## Requirements
Reproduce all lines of the listing below in which the word "xlabel" occurs.

## Dataset content
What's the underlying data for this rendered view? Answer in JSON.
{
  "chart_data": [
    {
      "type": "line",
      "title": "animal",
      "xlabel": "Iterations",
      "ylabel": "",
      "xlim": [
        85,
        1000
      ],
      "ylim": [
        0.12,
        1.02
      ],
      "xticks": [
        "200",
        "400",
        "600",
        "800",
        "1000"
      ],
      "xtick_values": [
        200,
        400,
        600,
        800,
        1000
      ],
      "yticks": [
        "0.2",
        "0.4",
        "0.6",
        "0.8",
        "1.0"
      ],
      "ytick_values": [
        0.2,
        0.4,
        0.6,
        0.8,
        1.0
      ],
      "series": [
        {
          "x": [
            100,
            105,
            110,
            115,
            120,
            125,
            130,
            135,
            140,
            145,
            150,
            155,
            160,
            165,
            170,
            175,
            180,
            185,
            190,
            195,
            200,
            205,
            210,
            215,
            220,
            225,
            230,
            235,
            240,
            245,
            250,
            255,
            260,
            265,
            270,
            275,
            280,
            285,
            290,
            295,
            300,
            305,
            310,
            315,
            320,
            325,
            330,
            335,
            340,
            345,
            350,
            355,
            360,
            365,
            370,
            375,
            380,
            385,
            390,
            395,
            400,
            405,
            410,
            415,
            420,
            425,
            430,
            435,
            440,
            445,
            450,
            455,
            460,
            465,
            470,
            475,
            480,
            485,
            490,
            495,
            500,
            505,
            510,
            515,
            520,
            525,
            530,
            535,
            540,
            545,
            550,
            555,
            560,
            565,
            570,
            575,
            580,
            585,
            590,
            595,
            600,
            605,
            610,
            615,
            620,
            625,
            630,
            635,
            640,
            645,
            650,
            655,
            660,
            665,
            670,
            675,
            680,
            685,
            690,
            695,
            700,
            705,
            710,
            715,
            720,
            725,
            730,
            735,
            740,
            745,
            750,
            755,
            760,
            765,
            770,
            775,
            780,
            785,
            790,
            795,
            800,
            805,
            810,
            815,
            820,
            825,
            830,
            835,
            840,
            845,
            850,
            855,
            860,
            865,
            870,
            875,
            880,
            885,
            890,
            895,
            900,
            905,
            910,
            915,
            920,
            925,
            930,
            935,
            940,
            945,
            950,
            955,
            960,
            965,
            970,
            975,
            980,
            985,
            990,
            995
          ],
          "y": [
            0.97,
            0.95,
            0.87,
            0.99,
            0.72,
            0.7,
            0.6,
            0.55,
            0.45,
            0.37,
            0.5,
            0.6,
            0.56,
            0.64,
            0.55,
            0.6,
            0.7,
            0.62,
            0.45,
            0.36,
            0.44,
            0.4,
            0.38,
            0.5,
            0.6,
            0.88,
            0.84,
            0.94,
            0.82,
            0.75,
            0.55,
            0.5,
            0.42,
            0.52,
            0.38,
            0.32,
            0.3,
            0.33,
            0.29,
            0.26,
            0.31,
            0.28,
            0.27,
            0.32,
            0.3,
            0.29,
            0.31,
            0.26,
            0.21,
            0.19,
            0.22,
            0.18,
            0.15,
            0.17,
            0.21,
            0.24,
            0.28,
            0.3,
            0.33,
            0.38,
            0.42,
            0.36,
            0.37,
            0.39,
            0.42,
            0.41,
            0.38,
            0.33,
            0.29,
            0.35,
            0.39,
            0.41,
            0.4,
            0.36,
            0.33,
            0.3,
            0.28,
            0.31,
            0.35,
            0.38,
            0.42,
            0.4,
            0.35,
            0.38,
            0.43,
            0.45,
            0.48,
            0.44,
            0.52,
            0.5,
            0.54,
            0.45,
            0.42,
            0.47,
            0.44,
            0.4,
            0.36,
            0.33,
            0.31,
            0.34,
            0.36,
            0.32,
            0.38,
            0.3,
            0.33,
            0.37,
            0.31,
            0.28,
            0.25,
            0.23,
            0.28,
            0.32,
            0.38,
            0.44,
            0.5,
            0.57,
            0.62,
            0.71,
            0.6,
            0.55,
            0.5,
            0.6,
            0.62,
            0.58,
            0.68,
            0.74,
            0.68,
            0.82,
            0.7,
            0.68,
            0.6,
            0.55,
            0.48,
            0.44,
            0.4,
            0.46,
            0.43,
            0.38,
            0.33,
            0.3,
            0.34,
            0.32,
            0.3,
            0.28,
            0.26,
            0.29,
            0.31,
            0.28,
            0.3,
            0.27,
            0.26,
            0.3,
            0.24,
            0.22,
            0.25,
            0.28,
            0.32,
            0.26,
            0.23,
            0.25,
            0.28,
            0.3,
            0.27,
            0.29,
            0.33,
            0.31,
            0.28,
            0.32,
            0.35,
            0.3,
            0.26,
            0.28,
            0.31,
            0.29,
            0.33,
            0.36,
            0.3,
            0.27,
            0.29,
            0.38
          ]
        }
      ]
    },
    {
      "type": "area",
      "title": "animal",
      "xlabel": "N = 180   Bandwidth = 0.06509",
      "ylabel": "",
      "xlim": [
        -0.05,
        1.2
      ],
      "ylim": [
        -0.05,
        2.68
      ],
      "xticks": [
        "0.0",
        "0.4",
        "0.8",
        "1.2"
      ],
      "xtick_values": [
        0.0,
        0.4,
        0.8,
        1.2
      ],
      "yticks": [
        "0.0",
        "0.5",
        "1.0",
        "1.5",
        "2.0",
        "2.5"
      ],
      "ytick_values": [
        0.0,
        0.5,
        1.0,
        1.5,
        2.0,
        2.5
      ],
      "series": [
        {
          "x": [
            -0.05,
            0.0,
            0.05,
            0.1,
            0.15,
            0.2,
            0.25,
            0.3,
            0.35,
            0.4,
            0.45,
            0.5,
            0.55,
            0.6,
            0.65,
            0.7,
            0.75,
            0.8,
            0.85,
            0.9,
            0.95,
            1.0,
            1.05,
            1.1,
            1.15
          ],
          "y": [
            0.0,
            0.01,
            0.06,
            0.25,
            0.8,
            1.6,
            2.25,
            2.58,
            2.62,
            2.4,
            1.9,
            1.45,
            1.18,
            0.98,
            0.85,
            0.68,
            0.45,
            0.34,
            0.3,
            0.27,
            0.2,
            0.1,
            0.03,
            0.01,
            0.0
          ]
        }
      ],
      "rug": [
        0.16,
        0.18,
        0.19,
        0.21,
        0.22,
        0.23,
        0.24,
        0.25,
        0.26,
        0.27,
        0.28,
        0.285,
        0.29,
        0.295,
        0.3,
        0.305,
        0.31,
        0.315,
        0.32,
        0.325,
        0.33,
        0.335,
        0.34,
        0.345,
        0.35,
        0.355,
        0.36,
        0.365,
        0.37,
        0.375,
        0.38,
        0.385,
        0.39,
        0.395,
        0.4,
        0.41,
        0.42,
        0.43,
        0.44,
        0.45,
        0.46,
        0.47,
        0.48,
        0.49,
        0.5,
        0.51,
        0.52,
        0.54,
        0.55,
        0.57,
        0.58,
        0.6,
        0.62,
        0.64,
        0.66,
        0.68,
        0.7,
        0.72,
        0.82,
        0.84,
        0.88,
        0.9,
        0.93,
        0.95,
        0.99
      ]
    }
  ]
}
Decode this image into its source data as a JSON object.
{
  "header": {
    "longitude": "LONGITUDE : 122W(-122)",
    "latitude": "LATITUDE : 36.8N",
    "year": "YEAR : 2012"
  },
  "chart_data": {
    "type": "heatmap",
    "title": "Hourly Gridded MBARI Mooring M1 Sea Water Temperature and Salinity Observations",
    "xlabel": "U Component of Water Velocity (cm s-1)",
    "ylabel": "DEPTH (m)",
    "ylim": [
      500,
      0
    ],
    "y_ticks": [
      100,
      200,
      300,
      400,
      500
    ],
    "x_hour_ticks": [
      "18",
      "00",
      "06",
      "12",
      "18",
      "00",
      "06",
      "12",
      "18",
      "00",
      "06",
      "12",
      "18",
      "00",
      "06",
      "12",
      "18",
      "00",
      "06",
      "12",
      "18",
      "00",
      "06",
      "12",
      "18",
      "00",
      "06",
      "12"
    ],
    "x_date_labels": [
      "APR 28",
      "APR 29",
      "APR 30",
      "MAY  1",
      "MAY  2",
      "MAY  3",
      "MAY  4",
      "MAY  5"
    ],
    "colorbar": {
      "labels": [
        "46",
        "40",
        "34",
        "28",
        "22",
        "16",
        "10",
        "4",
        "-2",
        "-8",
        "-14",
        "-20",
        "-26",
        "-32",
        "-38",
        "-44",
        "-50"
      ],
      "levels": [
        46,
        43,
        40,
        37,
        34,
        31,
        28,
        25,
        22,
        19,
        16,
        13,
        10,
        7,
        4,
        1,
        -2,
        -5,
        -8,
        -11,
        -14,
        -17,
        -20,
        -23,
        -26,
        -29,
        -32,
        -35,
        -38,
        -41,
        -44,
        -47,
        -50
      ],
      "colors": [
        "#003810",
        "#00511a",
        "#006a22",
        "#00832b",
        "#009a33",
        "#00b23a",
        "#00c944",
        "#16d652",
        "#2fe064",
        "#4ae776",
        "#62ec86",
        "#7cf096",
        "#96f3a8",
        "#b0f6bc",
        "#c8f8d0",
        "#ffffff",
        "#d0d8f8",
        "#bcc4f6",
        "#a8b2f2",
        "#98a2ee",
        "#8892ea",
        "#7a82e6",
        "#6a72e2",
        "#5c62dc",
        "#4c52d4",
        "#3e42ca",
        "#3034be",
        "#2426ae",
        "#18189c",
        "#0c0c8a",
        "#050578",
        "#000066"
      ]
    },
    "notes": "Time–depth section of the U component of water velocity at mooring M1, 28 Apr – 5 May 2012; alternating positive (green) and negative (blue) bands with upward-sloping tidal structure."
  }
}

## Result of the exercise
      "xlabel": "Iterations",
      "xlabel": "N = 180   Bandwidth = 0.06509",
    "xlabel": "U Component of Water Velocity (cm s-1)",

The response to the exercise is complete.